STATED GOAL: Where a line contains the word "title", copy that line.

MATERIAL TO PROCESS:
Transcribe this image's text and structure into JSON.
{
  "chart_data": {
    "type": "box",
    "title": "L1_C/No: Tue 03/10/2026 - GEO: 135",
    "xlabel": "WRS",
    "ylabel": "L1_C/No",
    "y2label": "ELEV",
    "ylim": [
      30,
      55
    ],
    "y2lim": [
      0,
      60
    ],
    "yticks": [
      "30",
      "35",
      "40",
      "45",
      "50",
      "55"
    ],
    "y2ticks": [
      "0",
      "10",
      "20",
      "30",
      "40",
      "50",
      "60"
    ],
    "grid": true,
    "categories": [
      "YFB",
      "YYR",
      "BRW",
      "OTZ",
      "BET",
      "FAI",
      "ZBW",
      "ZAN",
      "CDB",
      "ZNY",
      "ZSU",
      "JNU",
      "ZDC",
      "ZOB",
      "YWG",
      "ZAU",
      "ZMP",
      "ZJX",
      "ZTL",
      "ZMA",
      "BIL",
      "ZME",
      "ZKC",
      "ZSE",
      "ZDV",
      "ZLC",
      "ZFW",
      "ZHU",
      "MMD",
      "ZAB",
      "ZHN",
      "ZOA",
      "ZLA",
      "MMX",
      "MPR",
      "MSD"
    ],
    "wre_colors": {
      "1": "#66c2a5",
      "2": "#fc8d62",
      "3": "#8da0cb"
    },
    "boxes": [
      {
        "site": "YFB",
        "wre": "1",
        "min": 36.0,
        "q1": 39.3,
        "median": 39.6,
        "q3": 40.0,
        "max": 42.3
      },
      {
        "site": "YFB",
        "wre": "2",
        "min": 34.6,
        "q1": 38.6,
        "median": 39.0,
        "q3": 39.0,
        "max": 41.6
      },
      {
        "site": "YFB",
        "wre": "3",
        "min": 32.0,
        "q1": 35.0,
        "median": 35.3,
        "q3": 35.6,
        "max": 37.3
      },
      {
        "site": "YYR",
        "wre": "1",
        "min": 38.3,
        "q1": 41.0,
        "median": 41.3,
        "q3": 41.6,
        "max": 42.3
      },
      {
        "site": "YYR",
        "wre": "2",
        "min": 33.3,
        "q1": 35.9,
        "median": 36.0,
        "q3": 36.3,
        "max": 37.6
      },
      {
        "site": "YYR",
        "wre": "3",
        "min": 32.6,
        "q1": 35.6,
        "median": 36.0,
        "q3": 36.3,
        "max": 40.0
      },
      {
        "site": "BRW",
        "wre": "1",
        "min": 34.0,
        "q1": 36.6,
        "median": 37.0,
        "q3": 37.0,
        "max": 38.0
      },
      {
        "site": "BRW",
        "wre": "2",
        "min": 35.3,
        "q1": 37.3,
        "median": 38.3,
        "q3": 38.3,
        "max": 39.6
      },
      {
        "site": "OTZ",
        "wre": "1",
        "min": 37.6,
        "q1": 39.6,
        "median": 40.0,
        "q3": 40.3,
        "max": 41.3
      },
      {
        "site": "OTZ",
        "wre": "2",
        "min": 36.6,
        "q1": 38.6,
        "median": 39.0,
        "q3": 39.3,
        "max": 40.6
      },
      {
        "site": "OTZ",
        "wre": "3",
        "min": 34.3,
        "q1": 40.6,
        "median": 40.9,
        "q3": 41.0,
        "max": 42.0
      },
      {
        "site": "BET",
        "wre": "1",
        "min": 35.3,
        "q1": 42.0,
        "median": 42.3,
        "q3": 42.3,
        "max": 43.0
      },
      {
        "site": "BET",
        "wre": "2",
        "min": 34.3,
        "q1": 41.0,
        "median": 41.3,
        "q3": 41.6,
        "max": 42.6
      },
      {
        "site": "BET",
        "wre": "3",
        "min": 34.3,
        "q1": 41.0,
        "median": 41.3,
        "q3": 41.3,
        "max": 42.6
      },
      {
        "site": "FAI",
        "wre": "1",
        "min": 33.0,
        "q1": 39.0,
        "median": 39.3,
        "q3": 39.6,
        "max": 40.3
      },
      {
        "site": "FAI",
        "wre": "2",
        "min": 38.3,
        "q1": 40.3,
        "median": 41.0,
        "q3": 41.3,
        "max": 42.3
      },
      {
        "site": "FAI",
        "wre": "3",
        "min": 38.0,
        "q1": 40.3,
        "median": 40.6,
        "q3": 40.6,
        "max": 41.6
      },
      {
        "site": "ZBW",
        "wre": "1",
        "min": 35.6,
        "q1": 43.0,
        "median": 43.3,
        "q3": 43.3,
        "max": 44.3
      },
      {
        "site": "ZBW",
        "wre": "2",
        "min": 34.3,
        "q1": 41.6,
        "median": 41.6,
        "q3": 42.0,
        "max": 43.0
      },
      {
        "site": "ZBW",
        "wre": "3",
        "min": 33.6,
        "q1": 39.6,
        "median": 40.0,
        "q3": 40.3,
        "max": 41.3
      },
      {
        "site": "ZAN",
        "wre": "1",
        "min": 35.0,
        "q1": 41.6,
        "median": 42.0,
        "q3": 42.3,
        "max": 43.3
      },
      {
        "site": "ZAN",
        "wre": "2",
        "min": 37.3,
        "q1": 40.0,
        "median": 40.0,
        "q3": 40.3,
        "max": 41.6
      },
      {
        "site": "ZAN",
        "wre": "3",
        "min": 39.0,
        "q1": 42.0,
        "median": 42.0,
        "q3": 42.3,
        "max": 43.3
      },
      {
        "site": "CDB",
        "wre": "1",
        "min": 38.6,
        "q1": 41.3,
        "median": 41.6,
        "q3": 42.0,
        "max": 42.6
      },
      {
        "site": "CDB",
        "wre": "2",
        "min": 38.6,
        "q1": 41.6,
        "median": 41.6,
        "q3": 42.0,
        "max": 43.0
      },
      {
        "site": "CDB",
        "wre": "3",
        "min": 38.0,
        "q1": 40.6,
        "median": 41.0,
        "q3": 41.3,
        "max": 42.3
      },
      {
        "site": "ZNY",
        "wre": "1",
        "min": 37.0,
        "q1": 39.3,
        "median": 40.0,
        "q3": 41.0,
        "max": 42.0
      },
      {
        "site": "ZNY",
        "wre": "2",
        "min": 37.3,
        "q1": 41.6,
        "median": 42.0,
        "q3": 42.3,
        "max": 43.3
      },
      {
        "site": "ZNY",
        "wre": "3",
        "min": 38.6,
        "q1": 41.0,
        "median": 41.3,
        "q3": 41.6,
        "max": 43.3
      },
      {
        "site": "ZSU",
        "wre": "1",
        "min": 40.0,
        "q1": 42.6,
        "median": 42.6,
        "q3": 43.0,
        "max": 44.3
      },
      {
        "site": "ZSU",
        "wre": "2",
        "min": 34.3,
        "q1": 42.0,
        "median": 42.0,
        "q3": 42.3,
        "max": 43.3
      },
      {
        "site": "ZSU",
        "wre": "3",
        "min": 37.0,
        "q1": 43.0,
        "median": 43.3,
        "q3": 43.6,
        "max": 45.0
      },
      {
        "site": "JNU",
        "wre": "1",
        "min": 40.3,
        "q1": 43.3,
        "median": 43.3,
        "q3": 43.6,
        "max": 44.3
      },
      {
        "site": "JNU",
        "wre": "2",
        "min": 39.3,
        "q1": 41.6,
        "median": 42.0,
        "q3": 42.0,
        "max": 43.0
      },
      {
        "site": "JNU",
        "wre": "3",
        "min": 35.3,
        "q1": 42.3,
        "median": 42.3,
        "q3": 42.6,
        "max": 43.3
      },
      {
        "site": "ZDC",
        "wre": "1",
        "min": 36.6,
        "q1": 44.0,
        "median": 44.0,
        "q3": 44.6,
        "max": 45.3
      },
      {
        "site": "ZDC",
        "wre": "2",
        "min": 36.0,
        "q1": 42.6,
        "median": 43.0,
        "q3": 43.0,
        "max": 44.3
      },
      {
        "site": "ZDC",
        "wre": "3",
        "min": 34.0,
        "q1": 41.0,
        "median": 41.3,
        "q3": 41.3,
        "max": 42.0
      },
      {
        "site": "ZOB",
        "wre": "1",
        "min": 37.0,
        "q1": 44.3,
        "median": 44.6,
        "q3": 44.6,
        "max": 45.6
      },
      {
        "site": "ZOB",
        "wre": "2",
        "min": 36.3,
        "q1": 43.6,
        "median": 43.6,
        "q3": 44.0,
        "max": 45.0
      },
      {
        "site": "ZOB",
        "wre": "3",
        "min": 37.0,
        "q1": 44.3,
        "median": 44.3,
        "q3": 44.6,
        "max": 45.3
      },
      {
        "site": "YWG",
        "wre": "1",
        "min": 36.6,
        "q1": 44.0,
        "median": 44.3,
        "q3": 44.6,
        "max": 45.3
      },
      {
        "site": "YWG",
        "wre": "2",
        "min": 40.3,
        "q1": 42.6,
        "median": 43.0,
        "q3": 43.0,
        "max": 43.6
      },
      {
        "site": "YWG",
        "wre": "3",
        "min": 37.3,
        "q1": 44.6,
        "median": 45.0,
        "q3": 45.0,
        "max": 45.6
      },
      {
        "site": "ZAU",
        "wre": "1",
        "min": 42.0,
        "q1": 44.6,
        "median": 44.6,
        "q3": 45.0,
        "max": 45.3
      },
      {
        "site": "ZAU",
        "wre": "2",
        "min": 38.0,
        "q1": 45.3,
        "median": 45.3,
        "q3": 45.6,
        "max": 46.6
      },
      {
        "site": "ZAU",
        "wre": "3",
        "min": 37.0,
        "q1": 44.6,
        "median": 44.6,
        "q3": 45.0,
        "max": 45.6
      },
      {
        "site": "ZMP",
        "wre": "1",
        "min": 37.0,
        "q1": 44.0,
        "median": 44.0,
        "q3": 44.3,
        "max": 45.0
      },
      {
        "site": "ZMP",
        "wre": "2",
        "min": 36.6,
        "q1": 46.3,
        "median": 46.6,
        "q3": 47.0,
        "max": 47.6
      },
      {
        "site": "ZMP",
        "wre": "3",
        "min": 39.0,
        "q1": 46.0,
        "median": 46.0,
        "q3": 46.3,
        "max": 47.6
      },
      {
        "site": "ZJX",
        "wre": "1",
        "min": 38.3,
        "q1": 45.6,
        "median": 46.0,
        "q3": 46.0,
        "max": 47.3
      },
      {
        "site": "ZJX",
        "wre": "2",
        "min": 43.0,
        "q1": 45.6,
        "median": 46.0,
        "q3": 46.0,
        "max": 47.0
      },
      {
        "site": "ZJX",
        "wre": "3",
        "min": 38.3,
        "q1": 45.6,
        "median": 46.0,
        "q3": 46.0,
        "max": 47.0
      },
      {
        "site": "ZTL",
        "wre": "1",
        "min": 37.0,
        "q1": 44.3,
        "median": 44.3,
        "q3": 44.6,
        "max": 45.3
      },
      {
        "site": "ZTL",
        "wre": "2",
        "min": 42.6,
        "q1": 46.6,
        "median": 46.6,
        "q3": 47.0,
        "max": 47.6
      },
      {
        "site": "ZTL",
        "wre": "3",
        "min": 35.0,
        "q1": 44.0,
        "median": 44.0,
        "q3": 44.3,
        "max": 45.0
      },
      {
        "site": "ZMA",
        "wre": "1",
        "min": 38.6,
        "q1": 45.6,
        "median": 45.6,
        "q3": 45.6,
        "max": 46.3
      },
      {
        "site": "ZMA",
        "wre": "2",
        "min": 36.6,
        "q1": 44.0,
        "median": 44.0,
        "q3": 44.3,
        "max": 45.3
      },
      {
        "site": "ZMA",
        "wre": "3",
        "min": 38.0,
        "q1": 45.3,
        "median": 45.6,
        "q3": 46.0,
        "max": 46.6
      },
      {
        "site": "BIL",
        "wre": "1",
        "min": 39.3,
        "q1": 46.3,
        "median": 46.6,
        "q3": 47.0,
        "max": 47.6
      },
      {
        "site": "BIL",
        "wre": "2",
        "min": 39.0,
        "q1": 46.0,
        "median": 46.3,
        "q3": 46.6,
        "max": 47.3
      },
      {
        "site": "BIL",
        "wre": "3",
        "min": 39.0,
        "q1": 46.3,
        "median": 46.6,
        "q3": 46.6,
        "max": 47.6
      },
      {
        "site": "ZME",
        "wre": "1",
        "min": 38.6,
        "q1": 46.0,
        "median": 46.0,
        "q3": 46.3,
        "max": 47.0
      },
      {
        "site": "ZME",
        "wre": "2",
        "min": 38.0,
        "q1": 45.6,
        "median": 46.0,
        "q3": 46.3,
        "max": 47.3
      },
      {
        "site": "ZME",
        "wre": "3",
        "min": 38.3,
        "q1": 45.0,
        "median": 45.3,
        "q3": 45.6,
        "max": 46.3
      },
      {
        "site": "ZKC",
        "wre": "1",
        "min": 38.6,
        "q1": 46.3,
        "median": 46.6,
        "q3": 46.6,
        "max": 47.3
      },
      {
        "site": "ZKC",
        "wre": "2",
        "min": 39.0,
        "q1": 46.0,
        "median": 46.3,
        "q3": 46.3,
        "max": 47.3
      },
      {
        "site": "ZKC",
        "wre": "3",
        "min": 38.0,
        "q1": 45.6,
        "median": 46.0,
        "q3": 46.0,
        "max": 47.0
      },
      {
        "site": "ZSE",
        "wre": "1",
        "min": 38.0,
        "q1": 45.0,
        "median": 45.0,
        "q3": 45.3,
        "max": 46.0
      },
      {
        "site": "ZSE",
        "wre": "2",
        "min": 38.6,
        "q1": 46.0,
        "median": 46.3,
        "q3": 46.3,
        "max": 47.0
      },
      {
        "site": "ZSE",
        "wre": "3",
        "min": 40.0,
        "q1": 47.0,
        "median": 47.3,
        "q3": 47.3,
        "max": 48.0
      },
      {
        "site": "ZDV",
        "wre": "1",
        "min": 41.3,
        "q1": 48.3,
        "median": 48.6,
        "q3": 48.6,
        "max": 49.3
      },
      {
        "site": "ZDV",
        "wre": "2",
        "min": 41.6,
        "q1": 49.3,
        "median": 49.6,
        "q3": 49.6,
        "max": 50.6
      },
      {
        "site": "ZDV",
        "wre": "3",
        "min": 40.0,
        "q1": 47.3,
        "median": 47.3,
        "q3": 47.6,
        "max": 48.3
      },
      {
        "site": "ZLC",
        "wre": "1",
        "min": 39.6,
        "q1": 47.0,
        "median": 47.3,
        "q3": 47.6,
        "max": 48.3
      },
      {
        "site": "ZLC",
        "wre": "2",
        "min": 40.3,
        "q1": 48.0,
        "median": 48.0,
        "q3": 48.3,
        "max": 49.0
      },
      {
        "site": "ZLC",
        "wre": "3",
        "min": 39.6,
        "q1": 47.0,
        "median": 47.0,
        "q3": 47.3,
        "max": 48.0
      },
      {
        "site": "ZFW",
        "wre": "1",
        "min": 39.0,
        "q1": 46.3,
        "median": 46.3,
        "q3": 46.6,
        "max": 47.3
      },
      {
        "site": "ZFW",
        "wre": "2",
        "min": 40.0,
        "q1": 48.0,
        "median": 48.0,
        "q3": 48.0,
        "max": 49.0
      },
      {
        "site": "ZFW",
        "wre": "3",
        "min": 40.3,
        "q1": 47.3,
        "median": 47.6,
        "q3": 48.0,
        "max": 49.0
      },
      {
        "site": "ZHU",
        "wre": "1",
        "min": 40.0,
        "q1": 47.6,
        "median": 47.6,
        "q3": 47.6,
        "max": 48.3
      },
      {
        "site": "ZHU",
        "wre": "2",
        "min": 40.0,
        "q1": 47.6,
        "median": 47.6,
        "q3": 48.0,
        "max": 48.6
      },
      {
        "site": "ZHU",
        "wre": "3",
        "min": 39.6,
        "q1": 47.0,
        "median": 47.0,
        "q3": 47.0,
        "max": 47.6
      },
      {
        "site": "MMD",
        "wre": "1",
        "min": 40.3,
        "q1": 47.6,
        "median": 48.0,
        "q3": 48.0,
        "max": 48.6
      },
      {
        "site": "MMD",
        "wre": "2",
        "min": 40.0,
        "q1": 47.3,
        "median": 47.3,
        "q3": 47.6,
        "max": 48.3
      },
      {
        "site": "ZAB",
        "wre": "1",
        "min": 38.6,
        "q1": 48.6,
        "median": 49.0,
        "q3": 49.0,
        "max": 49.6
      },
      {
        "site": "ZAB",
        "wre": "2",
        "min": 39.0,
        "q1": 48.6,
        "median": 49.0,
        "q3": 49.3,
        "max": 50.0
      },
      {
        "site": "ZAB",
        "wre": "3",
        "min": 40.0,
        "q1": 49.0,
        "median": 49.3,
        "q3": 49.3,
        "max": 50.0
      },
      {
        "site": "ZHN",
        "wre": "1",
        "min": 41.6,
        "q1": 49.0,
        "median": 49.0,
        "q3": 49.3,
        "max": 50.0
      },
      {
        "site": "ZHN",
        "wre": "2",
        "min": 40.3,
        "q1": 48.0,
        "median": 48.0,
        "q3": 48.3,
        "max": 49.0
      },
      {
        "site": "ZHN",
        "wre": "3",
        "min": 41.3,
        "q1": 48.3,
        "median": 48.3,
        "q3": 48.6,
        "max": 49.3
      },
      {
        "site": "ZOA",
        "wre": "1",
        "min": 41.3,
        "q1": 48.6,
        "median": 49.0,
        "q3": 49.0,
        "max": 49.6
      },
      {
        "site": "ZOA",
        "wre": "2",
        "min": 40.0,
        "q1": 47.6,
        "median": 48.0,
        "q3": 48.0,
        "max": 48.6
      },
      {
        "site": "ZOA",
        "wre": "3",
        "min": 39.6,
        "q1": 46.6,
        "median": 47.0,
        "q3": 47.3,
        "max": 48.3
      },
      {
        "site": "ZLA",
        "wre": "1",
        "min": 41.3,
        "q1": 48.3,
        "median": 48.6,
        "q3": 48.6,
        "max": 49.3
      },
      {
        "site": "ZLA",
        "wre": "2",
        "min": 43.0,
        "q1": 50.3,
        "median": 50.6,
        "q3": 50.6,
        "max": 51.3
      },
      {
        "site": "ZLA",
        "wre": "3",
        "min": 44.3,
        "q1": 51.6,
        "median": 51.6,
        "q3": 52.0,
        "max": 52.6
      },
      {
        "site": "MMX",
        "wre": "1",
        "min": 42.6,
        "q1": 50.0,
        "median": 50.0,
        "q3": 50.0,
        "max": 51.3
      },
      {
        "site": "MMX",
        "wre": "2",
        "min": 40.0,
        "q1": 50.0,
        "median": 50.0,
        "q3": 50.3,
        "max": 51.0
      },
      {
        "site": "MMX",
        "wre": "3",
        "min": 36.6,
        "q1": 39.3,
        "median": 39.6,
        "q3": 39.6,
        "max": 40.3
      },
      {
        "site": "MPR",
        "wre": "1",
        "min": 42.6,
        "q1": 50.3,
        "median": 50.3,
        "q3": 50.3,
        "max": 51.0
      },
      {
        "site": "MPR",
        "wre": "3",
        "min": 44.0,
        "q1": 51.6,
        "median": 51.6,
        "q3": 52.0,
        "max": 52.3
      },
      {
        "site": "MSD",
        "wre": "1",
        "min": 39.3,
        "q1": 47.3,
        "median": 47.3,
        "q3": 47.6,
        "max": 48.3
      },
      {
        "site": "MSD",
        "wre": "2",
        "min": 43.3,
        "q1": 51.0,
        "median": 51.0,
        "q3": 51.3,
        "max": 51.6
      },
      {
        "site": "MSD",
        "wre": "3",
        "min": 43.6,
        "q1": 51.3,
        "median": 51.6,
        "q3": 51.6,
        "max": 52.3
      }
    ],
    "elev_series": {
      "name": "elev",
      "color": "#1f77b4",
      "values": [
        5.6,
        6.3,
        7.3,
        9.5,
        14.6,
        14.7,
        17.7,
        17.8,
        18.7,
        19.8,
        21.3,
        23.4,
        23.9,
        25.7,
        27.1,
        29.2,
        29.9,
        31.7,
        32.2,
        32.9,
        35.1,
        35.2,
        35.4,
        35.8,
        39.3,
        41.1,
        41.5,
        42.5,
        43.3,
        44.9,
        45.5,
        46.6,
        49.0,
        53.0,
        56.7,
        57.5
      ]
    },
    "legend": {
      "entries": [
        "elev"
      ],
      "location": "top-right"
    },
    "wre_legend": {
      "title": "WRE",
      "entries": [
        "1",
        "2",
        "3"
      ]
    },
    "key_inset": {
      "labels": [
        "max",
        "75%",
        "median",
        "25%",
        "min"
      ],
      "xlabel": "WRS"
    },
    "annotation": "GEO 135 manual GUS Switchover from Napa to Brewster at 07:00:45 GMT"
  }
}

EXERCISE RESULT:
    "title": "L1_C/No: Tue 03/10/2026 - GEO: 135",
      "title": "WRE",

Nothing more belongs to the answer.